- **Work to be completed**
Your task is to copy every line of the records below that contains "초회보험료".

Items from a dataset:
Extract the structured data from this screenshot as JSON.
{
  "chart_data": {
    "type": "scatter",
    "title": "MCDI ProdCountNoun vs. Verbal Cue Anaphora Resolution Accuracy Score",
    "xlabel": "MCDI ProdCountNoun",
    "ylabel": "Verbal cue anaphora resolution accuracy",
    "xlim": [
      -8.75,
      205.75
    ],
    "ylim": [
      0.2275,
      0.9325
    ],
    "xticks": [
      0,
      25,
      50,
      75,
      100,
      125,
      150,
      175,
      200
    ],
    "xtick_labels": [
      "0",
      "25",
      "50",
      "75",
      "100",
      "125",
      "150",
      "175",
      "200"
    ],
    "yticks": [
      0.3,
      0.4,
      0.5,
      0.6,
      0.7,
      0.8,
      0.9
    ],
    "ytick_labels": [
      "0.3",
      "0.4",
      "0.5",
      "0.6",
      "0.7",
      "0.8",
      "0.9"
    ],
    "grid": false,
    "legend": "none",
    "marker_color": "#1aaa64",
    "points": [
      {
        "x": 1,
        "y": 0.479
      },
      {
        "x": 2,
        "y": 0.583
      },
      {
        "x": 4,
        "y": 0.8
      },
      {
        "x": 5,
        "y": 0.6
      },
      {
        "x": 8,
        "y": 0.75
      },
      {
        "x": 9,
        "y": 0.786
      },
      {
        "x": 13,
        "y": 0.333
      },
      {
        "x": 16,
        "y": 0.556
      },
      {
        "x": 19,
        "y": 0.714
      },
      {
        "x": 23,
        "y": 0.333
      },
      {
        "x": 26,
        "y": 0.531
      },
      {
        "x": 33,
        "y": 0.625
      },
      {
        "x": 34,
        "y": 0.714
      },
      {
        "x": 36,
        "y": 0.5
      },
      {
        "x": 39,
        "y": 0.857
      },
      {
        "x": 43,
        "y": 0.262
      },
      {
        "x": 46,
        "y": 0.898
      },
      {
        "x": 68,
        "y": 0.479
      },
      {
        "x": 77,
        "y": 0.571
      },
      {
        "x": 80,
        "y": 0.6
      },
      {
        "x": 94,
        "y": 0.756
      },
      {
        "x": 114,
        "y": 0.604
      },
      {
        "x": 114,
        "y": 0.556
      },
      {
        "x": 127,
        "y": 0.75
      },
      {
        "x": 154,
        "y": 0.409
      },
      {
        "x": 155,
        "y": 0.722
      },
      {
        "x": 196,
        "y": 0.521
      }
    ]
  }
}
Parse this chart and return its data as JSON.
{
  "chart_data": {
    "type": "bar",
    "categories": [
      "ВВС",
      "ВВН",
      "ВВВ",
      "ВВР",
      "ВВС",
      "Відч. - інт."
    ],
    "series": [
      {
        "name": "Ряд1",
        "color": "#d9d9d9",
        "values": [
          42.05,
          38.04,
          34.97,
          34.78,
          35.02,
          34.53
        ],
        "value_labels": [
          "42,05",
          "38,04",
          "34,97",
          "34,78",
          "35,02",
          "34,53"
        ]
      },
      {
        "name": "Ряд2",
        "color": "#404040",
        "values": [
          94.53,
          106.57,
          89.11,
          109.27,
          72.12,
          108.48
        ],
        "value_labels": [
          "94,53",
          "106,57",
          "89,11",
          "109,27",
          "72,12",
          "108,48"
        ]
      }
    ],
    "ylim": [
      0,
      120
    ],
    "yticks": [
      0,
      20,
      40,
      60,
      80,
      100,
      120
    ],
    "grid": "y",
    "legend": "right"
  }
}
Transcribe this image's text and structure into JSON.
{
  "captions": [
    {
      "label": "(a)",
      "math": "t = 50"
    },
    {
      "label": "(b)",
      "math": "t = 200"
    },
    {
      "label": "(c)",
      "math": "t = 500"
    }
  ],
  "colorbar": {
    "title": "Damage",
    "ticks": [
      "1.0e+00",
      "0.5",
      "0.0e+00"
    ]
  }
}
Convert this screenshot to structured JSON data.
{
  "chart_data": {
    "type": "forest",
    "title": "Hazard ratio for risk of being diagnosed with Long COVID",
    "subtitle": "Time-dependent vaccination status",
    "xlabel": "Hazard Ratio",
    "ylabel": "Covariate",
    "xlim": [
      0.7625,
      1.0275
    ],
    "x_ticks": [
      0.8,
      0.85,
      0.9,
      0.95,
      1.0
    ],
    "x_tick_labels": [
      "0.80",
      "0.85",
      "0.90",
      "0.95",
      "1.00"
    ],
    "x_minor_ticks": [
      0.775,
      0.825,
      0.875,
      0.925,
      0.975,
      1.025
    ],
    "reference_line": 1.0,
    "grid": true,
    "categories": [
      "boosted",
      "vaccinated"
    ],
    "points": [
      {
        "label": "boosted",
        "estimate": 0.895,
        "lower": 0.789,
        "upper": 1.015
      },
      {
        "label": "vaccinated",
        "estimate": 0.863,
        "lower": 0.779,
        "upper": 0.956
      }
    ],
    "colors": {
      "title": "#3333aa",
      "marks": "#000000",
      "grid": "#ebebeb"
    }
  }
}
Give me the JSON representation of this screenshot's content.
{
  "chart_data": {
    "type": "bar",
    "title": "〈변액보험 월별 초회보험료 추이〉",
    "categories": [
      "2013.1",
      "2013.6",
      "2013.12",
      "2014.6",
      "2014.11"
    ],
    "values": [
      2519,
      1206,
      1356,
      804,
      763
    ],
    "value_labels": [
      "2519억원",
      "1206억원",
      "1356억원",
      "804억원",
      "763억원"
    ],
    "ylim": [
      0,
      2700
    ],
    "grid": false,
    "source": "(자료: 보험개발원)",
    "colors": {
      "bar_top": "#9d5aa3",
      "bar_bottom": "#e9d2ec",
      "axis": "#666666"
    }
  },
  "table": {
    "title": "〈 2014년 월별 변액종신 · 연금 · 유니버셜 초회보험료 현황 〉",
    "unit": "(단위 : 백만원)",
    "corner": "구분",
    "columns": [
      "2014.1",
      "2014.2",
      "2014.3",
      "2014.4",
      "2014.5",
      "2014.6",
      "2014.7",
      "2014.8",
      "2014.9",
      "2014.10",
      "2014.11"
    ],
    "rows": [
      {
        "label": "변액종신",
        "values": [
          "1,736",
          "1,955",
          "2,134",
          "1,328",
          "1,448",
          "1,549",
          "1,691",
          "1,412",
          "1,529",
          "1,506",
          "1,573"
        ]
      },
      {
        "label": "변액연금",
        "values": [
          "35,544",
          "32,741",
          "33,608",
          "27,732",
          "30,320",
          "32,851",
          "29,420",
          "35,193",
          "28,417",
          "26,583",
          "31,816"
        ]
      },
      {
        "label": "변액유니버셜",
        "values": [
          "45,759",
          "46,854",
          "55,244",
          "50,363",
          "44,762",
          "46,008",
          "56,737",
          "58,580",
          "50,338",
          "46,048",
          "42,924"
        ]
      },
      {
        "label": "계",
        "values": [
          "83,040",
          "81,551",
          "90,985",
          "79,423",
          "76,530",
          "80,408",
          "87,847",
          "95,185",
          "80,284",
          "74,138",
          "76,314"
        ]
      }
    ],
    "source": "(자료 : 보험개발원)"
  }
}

- **Problem solution**
    "title": "〈변액보험 월별 초회보험료 추이〉",
    "title": "〈 2014년 월별 변액종신 · 연금 · 유니버셜 초회보험료 현황 〉",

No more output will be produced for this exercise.